(Exercise requirements) Which lines below hold the word "type"? Copy all of them.

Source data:
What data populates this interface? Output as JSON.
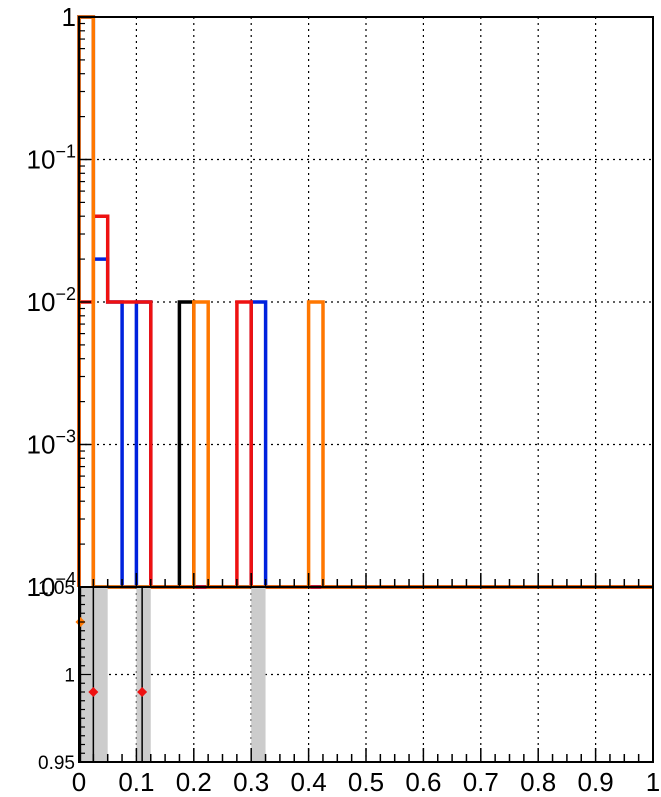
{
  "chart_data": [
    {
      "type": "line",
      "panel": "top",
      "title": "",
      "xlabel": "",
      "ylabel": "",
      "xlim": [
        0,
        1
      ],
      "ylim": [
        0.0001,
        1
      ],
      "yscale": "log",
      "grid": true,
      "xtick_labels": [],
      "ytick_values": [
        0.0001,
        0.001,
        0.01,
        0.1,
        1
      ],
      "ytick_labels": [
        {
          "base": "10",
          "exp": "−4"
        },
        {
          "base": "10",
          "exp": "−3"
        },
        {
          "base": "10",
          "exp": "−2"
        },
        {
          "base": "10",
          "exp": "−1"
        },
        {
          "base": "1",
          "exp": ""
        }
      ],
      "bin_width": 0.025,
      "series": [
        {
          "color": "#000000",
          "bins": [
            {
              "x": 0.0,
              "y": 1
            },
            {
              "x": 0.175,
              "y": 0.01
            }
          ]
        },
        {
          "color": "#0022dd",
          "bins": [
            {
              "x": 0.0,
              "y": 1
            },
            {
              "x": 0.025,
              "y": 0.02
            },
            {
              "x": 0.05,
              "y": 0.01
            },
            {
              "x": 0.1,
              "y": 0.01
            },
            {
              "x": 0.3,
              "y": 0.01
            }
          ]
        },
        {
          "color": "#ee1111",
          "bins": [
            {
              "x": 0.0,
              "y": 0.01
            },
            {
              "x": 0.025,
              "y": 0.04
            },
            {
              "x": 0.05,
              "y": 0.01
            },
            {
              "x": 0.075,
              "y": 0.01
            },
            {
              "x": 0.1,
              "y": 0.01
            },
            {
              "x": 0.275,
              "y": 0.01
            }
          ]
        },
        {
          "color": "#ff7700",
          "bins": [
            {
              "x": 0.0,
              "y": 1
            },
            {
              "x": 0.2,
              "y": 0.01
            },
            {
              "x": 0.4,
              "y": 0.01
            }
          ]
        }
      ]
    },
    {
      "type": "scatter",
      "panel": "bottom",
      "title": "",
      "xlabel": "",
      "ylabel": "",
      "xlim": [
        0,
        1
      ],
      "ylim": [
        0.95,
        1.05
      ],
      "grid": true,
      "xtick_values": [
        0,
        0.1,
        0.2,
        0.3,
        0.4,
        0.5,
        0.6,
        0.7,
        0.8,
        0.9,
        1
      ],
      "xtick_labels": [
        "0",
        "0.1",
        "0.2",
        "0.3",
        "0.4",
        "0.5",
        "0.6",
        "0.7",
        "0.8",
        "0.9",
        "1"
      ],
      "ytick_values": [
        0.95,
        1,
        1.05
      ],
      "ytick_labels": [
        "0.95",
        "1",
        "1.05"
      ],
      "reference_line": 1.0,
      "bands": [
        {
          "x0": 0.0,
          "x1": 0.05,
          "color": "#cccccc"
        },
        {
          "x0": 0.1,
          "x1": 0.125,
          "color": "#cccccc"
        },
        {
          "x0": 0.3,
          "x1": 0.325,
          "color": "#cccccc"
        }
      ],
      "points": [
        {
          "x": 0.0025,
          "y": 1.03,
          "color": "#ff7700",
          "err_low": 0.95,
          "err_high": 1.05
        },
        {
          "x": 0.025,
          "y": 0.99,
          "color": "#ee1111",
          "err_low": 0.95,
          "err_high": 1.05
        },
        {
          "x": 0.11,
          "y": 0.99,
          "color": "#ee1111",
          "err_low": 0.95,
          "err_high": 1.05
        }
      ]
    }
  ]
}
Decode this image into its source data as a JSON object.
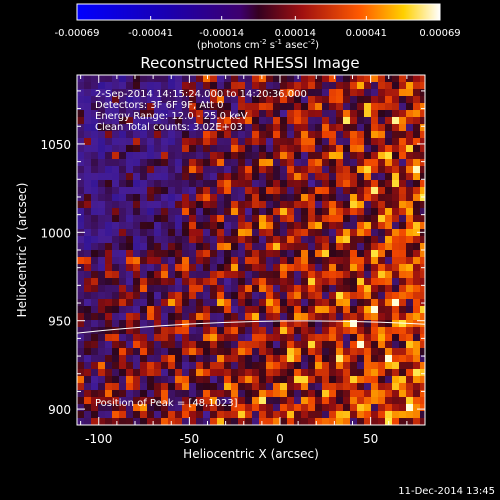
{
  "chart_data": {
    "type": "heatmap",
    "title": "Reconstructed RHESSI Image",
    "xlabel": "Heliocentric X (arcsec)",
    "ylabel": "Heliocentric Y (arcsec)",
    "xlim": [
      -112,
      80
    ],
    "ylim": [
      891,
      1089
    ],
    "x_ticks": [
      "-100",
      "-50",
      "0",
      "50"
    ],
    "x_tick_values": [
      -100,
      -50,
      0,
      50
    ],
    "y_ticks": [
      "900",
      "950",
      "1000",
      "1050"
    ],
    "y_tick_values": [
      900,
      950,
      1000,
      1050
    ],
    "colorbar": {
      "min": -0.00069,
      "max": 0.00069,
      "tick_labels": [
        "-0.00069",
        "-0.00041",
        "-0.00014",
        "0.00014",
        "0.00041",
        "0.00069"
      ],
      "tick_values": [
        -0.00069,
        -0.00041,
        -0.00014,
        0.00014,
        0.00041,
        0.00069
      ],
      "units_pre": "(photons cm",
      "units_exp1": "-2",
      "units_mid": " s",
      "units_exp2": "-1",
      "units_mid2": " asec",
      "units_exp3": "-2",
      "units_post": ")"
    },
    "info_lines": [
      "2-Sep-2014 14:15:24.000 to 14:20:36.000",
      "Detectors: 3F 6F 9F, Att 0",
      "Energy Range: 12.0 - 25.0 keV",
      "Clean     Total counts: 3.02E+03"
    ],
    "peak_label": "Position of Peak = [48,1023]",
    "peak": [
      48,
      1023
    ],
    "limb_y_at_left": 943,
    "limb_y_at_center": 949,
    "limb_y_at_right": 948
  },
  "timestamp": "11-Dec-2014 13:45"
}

(Task answer)
      "type": "line",
      "type": "scatter",
    "type": "heatmap",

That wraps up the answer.